#### [Data entries]
::::::::::

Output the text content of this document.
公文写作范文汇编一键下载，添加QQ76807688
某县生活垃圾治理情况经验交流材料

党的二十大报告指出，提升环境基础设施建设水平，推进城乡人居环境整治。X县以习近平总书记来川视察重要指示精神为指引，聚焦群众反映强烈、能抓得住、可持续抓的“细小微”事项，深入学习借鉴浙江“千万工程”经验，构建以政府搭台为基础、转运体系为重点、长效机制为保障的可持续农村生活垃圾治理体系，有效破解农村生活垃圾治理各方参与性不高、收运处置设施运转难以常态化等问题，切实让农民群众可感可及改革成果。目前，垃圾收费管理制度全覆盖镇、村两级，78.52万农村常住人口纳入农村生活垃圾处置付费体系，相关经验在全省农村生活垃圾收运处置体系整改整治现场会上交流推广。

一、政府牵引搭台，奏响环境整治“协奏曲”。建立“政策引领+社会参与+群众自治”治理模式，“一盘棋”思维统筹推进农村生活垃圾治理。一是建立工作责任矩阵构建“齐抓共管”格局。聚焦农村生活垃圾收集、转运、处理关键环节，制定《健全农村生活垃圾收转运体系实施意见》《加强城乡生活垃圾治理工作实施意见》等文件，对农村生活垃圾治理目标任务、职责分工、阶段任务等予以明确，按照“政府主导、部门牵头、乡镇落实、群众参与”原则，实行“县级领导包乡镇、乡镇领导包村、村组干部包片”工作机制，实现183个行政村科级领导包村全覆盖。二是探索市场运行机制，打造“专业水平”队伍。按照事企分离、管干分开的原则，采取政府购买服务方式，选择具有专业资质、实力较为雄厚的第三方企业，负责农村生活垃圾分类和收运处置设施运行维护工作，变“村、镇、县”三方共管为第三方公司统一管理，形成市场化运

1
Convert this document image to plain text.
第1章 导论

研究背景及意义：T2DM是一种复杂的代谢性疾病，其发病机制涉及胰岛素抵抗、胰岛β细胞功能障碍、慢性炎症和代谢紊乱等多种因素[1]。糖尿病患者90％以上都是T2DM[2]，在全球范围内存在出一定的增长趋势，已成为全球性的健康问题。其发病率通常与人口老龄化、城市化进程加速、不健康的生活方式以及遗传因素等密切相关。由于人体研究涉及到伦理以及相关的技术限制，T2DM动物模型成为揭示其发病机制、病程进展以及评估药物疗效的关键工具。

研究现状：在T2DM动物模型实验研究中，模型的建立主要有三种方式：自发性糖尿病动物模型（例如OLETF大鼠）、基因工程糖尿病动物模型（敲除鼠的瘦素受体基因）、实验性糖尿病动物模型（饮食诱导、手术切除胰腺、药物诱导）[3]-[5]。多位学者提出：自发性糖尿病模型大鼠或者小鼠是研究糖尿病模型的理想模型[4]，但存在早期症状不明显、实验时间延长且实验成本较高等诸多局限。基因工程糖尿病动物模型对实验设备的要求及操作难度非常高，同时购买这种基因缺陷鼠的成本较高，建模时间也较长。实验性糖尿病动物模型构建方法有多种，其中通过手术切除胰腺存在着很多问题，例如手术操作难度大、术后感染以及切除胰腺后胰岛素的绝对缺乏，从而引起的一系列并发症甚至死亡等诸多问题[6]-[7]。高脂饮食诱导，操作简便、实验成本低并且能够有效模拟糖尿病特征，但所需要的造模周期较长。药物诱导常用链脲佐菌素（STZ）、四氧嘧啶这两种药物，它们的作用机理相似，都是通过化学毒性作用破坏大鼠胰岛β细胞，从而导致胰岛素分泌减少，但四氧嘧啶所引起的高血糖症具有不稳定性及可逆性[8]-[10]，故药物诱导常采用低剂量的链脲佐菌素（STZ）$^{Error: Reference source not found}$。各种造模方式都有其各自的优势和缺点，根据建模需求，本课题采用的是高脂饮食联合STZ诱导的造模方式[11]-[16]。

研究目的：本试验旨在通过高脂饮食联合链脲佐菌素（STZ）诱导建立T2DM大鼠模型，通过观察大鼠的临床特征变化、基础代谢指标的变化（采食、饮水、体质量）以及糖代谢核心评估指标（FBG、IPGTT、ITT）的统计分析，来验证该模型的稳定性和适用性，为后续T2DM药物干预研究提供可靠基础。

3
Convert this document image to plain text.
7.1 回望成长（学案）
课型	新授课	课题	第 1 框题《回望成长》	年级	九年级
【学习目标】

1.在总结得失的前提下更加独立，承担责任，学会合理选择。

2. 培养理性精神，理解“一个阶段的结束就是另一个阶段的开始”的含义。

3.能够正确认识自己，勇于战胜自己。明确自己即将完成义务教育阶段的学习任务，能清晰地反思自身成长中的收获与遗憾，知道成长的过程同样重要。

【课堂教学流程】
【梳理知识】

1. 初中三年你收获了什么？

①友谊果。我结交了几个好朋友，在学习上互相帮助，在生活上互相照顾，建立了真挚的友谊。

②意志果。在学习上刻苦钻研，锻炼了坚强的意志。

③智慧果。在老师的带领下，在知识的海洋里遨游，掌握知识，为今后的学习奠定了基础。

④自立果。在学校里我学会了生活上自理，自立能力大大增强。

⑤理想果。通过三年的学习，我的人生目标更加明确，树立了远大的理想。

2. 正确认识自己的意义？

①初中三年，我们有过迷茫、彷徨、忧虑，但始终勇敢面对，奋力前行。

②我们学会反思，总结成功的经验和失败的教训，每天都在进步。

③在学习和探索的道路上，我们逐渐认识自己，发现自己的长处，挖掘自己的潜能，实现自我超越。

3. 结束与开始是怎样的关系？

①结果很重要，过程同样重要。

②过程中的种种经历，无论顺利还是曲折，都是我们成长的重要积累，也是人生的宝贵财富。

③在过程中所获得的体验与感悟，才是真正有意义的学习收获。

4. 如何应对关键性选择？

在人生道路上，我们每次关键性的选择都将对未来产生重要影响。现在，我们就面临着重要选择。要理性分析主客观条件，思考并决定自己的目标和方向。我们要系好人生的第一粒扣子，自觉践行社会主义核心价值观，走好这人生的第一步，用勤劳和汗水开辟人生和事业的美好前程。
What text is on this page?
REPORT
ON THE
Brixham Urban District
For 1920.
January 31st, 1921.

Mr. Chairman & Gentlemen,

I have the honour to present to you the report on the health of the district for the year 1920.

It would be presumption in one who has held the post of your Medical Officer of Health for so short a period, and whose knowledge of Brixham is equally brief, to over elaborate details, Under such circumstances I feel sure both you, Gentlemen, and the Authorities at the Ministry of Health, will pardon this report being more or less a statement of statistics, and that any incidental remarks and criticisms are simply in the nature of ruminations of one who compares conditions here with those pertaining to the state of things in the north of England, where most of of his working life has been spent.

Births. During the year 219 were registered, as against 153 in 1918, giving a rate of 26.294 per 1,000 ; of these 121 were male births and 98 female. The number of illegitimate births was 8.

::::::::::

#### [Your goal]
Write out the whole listing exactly.

#### [Task output]
Output the text content of this document.
公文写作范文汇编一键下载，添加QQ76807688
某县生活垃圾治理情况经验交流材料

党的二十大报告指出，提升环境基础设施建设水平，推进城乡人居环境整治。X县以习近平总书记来川视察重要指示精神为指引，聚焦群众反映强烈、能抓得住、可持续抓的“细小微”事项，深入学习借鉴浙江“千万工程”经验，构建以政府搭台为基础、转运体系为重点、长效机制为保障的可持续农村生活垃圾治理体系，有效破解农村生活垃圾治理各方参与性不高、收运处置设施运转难以常态化等问题，切实让农民群众可感可及改革成果。目前，垃圾收费管理制度全覆盖镇、村两级，78.52万农村常住人口纳入农村生活垃圾处置付费体系，相关经验在全省农村生活垃圾收运处置体系整改整治现场会上交流推广。

一、政府牵引搭台，奏响环境整治“协奏曲”。建立“政策引领+社会参与+群众自治”治理模式，“一盘棋”思维统筹推进农村生活垃圾治理。一是建立工作责任矩阵构建“齐抓共管”格局。聚焦农村生活垃圾收集、转运、处理关键环节，制定《健全农村生活垃圾收转运体系实施意见》《加强城乡生活垃圾治理工作实施意见》等文件，对农村生活垃圾治理目标任务、职责分工、阶段任务等予以明确，按照“政府主导、部门牵头、乡镇落实、群众参与”原则，实行“县级领导包乡镇、乡镇领导包村、村组干部包片”工作机制，实现183个行政村科级领导包村全覆盖。二是探索市场运行机制，打造“专业水平”队伍。按照事企分离、管干分开的原则，采取政府购买服务方式，选择具有专业资质、实力较为雄厚的第三方企业，负责农村生活垃圾分类和收运处置设施运行维护工作，变“村、镇、县”三方共管为第三方公司统一管理，形成市场化运

1
Convert this document image to plain text.
第1章 导论

研究背景及意义：T2DM是一种复杂的代谢性疾病，其发病机制涉及胰岛素抵抗、胰岛β细胞功能障碍、慢性炎症和代谢紊乱等多种因素[1]。糖尿病患者90％以上都是T2DM[2]，在全球范围内存在出一定的增长趋势，已成为全球性的健康问题。其发病率通常与人口老龄化、城市化进程加速、不健康的生活方式以及遗传因素等密切相关。由于人体研究涉及到伦理以及相关的技术限制，T2DM动物模型成为揭示其发病机制、病程进展以及评估药物疗效的关键工具。

研究现状：在T2DM动物模型实验研究中，模型的建立主要有三种方式：自发性糖尿病动物模型（例如OLETF大鼠）、基因工程糖尿病动物模型（敲除鼠的瘦素受体基因）、实验性糖尿病动物模型（饮食诱导、手术切除胰腺、药物诱导）[3]-[5]。多位学者提出：自发性糖尿病模型大鼠或者小鼠是研究糖尿病模型的理想模型[4]，但存在早期症状不明显、实验时间延长且实验成本较高等诸多局限。基因工程糖尿病动物模型对实验设备的要求及操作难度非常高，同时购买这种基因缺陷鼠的成本较高，建模时间也较长。实验性糖尿病动物模型构建方法有多种，其中通过手术切除胰腺存在着很多问题，例如手术操作难度大、术后感染以及切除胰腺后胰岛素的绝对缺乏，从而引起的一系列并发症甚至死亡等诸多问题[6]-[7]。高脂饮食诱导，操作简便、实验成本低并且能够有效模拟糖尿病特征，但所需要的造模周期较长。药物诱导常用链脲佐菌素（STZ）、四氧嘧啶这两种药物，它们的作用机理相似，都是通过化学毒性作用破坏大鼠胰岛β细胞，从而导致胰岛素分泌减少，但四氧嘧啶所引起的高血糖症具有不稳定性及可逆性[8]-[10]，故药物诱导常采用低剂量的链脲佐菌素（STZ）$^{Error: Reference source not found}$。各种造模方式都有其各自的优势和缺点，根据建模需求，本课题采用的是高脂饮食联合STZ诱导的造模方式[11]-[16]。

研究目的：本试验旨在通过高脂饮食联合链脲佐菌素（STZ）诱导建立T2DM大鼠模型，通过观察大鼠的临床特征变化、基础代谢指标的变化（采食、饮水、体质量）以及糖代谢核心评估指标（FBG、IPGTT、ITT）的统计分析，来验证该模型的稳定性和适用性，为后续T2DM药物干预研究提供可靠基础。

3
Convert this document image to plain text.
7.1 回望成长（学案）
课型	新授课	课题	第 1 框题《回望成长》	年级	九年级
【学习目标】

1.在总结得失的前提下更加独立，承担责任，学会合理选择。

2. 培养理性精神，理解“一个阶段的结束就是另一个阶段的开始”的含义。

3.能够正确认识自己，勇于战胜自己。明确自己即将完成义务教育阶段的学习任务，能清晰地反思自身成长中的收获与遗憾，知道成长的过程同样重要。

【课堂教学流程】
【梳理知识】

1. 初中三年你收获了什么？

①友谊果。我结交了几个好朋友，在学习上互相帮助，在生活上互相照顾，建立了真挚的友谊。

②意志果。在学习上刻苦钻研，锻炼了坚强的意志。

③智慧果。在老师的带领下，在知识的海洋里遨游，掌握知识，为今后的学习奠定了基础。

④自立果。在学校里我学会了生活上自理，自立能力大大增强。

⑤理想果。通过三年的学习，我的人生目标更加明确，树立了远大的理想。

2. 正确认识自己的意义？

①初中三年，我们有过迷茫、彷徨、忧虑，但始终勇敢面对，奋力前行。

②我们学会反思，总结成功的经验和失败的教训，每天都在进步。

③在学习和探索的道路上，我们逐渐认识自己，发现自己的长处，挖掘自己的潜能，实现自我超越。

3. 结束与开始是怎样的关系？

①结果很重要，过程同样重要。

②过程中的种种经历，无论顺利还是曲折，都是我们成长的重要积累，也是人生的宝贵财富。

③在过程中所获得的体验与感悟，才是真正有意义的学习收获。

4. 如何应对关键性选择？

在人生道路上，我们每次关键性的选择都将对未来产生重要影响。现在，我们就面临着重要选择。要理性分析主客观条件，思考并决定自己的目标和方向。我们要系好人生的第一粒扣子，自觉践行社会主义核心价值观，走好这人生的第一步，用勤劳和汗水开辟人生和事业的美好前程。
What text is on this page?
REPORT
ON THE
Brixham Urban District
For 1920.
January 31st, 1921.

Mr. Chairman & Gentlemen,

I have the honour to present to you the report on the health of the district for the year 1920.

It would be presumption in one who has held the post of your Medical Officer of Health for so short a period, and whose knowledge of Brixham is equally brief, to over elaborate details, Under such circumstances I feel sure both you, Gentlemen, and the Authorities at the Ministry of Health, will pardon this report being more or less a statement of statistics, and that any incidental remarks and criticisms are simply in the nature of ruminations of one who compares conditions here with those pertaining to the state of things in the north of England, where most of of his working life has been spent.

Births. During the year 219 were registered, as against 153 in 1918, giving a rate of 26.294 per 1,000 ; of these 121 were male births and 98 female. The number of illegitimate births was 8.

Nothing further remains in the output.